• **AIM**:
Scan the data. Collect each line that contains the word "parseller".

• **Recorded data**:
↓↓↓

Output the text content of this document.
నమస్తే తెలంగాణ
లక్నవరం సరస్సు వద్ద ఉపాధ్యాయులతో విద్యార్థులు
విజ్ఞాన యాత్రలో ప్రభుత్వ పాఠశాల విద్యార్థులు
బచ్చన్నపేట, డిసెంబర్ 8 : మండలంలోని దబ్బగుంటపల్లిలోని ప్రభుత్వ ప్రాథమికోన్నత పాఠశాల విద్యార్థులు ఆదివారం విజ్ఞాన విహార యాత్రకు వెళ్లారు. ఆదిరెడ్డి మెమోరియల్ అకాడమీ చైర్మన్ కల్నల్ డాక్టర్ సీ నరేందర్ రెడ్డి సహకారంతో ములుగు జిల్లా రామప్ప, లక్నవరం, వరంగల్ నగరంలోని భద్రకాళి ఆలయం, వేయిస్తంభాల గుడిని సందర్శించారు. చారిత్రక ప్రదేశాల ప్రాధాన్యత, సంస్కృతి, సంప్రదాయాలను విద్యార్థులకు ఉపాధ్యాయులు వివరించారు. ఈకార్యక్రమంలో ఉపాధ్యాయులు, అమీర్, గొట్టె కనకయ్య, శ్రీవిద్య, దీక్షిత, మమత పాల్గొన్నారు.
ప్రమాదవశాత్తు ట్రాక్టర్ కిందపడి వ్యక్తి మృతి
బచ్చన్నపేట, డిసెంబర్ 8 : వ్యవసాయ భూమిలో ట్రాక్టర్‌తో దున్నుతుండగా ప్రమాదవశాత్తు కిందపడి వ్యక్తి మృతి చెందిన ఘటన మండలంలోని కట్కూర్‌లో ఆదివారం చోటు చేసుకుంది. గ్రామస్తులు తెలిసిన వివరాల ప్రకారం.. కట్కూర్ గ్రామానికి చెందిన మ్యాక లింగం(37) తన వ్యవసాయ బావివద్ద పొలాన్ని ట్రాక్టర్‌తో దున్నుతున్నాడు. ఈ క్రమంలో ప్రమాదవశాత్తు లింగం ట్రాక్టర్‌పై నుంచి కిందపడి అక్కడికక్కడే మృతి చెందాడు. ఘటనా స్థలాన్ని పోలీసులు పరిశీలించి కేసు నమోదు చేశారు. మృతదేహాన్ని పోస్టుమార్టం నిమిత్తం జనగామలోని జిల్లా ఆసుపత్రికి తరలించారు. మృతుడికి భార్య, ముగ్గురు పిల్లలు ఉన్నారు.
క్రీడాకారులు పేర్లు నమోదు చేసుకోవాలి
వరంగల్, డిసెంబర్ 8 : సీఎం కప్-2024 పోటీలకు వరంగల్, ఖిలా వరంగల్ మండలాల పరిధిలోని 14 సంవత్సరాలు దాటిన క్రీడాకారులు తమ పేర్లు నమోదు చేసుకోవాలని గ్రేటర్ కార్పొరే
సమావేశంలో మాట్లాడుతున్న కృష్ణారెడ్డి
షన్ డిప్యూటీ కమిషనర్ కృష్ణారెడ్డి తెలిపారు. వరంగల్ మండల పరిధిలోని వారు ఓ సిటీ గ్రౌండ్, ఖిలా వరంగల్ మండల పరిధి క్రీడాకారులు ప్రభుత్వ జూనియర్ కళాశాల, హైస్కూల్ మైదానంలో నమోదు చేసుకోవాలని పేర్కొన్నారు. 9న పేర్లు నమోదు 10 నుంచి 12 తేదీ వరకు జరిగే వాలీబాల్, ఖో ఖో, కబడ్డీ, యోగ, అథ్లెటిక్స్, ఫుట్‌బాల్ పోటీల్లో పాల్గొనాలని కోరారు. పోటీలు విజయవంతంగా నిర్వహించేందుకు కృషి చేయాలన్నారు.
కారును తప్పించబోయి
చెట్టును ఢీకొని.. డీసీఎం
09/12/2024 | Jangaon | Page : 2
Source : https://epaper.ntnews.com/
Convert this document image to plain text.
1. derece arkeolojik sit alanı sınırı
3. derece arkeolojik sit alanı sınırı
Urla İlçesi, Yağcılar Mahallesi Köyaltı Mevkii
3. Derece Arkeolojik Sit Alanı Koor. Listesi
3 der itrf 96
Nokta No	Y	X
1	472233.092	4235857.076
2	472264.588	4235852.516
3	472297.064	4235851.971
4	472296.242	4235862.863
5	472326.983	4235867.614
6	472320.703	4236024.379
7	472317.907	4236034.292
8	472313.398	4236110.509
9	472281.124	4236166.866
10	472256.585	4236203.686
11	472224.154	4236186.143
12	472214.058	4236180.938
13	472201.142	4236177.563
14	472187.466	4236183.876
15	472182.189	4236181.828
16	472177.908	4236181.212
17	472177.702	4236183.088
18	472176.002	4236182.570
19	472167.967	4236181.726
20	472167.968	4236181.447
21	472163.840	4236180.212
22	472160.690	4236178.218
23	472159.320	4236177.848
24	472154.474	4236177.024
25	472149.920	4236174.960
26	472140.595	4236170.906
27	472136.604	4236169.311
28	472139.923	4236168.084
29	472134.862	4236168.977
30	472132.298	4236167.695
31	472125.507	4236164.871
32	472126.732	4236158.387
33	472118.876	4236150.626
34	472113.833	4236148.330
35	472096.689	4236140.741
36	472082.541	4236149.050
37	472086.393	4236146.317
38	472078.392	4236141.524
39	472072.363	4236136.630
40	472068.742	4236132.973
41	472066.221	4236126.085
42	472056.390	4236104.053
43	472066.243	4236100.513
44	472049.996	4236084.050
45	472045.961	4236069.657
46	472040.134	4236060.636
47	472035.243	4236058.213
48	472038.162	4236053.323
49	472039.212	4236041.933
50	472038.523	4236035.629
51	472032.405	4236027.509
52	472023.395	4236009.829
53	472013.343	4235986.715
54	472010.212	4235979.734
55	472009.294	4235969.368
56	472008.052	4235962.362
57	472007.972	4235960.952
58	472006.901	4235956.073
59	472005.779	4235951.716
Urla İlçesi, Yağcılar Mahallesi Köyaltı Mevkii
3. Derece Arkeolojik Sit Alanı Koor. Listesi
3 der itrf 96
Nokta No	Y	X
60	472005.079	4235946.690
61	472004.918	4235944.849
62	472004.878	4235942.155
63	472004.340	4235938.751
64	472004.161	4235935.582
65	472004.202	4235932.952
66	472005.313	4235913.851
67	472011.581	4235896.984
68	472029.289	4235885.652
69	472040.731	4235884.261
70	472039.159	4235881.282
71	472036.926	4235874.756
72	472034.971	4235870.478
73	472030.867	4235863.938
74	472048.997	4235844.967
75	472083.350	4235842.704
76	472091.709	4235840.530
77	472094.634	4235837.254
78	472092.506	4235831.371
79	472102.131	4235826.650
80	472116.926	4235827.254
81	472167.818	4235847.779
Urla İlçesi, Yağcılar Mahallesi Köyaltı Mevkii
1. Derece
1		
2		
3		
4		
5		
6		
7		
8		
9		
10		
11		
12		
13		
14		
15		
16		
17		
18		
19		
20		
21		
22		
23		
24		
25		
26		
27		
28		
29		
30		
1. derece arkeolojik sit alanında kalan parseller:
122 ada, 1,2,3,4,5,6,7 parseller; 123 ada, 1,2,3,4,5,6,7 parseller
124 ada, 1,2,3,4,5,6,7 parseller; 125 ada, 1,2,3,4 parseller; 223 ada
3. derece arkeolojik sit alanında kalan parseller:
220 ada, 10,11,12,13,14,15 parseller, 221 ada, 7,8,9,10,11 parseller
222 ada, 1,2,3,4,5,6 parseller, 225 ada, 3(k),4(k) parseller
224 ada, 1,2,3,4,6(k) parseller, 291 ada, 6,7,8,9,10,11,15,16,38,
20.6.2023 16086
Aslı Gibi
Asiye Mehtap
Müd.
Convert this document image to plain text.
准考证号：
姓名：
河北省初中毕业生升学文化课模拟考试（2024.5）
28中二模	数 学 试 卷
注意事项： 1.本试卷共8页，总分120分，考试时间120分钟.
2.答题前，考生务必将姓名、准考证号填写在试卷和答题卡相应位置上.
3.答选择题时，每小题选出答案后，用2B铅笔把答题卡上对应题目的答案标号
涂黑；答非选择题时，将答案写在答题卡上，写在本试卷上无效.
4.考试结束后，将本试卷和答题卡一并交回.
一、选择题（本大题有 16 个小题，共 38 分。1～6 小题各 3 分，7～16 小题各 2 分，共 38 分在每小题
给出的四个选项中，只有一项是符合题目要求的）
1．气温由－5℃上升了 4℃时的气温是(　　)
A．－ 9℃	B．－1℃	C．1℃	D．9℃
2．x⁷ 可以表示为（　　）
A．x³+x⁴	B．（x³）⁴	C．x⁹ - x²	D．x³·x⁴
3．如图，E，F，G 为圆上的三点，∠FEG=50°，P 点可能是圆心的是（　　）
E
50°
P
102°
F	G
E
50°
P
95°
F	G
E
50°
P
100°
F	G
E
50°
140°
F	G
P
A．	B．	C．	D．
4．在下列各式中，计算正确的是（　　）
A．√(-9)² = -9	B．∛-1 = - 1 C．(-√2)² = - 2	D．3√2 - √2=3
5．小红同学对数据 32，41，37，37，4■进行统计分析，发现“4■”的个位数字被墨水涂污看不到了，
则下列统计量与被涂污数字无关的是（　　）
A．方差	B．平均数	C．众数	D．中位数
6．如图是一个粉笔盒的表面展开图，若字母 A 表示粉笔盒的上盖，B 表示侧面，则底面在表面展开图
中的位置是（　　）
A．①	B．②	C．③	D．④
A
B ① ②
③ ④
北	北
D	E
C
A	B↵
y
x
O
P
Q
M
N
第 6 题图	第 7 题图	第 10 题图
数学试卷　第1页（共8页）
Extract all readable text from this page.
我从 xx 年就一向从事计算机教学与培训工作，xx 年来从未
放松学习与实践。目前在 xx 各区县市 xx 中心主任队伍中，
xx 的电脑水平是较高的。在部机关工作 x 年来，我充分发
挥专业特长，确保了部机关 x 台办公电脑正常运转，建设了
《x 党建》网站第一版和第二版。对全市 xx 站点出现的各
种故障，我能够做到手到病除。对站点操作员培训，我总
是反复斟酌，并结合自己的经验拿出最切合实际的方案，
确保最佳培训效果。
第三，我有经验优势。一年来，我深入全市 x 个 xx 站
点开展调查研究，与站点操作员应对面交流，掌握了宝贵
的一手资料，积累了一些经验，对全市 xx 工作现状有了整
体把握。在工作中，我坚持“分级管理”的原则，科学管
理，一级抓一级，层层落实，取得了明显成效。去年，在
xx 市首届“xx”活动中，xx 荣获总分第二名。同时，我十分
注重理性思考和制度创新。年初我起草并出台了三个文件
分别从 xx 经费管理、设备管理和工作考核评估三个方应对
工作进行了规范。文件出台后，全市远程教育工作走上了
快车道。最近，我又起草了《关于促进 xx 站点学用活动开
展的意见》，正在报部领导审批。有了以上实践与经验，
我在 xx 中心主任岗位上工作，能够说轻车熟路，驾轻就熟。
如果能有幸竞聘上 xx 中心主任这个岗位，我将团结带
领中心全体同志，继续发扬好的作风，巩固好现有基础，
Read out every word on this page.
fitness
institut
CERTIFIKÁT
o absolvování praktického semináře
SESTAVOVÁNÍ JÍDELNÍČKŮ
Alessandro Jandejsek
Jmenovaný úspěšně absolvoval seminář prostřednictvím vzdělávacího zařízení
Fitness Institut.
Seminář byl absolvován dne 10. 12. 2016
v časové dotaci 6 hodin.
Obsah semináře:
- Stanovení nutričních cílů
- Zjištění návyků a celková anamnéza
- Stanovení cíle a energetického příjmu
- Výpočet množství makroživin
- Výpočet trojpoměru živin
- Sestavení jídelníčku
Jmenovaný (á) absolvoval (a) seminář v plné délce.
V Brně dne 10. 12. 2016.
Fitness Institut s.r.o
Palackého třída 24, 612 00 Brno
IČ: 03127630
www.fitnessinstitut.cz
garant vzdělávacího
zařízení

↑↑↑

• **ANSWER TO THE EXERCISE**:
1. derece arkeolojik sit alanında kalan parseller:
122 ada, 1,2,3,4,5,6,7 parseller; 123 ada, 1,2,3,4,5,6,7 parseller
124 ada, 1,2,3,4,5,6,7 parseller; 125 ada, 1,2,3,4 parseller; 223 ada
3. derece arkeolojik sit alanında kalan parseller:
220 ada, 10,11,12,13,14,15 parseller, 221 ada, 7,8,9,10,11 parseller
222 ada, 1,2,3,4,5,6 parseller, 225 ada, 3(k),4(k) parseller
224 ada, 1,2,3,4,6(k) parseller, 291 ada, 6,7,8,9,10,11,15,16,38,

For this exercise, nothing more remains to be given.